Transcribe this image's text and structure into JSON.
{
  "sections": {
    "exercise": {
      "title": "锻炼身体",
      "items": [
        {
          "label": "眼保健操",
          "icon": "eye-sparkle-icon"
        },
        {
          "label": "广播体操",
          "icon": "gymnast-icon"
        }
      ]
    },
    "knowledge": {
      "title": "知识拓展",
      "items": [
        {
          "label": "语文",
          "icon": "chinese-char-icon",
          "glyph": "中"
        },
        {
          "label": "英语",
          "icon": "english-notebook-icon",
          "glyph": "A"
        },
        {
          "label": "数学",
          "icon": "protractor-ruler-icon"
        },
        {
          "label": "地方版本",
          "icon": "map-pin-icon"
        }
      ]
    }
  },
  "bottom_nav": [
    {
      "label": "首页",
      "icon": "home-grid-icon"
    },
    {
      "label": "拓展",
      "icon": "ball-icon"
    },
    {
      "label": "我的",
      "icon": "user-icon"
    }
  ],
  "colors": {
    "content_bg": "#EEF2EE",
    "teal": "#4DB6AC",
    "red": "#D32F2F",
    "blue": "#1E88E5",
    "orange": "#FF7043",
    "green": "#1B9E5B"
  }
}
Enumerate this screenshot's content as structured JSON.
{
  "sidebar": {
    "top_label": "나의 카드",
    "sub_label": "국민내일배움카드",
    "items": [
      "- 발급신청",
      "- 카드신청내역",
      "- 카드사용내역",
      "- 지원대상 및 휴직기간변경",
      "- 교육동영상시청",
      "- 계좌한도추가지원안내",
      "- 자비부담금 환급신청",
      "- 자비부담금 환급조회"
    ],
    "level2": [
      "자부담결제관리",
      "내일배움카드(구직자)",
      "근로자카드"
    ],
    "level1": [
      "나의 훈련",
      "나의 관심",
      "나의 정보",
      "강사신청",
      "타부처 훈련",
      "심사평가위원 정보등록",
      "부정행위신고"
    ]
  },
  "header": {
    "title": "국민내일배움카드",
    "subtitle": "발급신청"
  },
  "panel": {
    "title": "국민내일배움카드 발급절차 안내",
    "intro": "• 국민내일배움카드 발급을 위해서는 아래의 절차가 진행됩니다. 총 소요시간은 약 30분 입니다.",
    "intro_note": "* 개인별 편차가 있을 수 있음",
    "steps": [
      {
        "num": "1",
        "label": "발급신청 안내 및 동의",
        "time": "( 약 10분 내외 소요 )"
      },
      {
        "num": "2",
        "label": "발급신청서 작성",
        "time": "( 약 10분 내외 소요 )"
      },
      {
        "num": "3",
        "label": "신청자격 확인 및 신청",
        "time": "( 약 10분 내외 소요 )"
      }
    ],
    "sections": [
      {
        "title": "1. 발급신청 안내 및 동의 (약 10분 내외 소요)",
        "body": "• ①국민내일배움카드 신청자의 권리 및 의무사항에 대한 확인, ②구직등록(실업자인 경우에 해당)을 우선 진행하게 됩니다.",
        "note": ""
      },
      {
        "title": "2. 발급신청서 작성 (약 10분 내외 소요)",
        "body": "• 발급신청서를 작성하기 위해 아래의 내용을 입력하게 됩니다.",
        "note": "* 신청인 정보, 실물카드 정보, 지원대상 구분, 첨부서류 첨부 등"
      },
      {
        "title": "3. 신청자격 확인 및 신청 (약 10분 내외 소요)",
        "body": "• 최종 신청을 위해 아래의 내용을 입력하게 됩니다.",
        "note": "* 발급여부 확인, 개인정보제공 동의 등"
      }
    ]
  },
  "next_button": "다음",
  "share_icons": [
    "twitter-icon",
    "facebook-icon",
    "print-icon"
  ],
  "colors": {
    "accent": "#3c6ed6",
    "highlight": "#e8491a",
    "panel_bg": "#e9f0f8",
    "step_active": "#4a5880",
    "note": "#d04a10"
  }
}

▬▬▬

Gather all lines from the records above in which "입력하게" appears.

        "body": "• 발급신청서를 작성하기 위해 아래의 내용을 입력하게 됩니다.",
        "body": "• 최종 신청을 위해 아래의 내용을 입력하게 됩니다.",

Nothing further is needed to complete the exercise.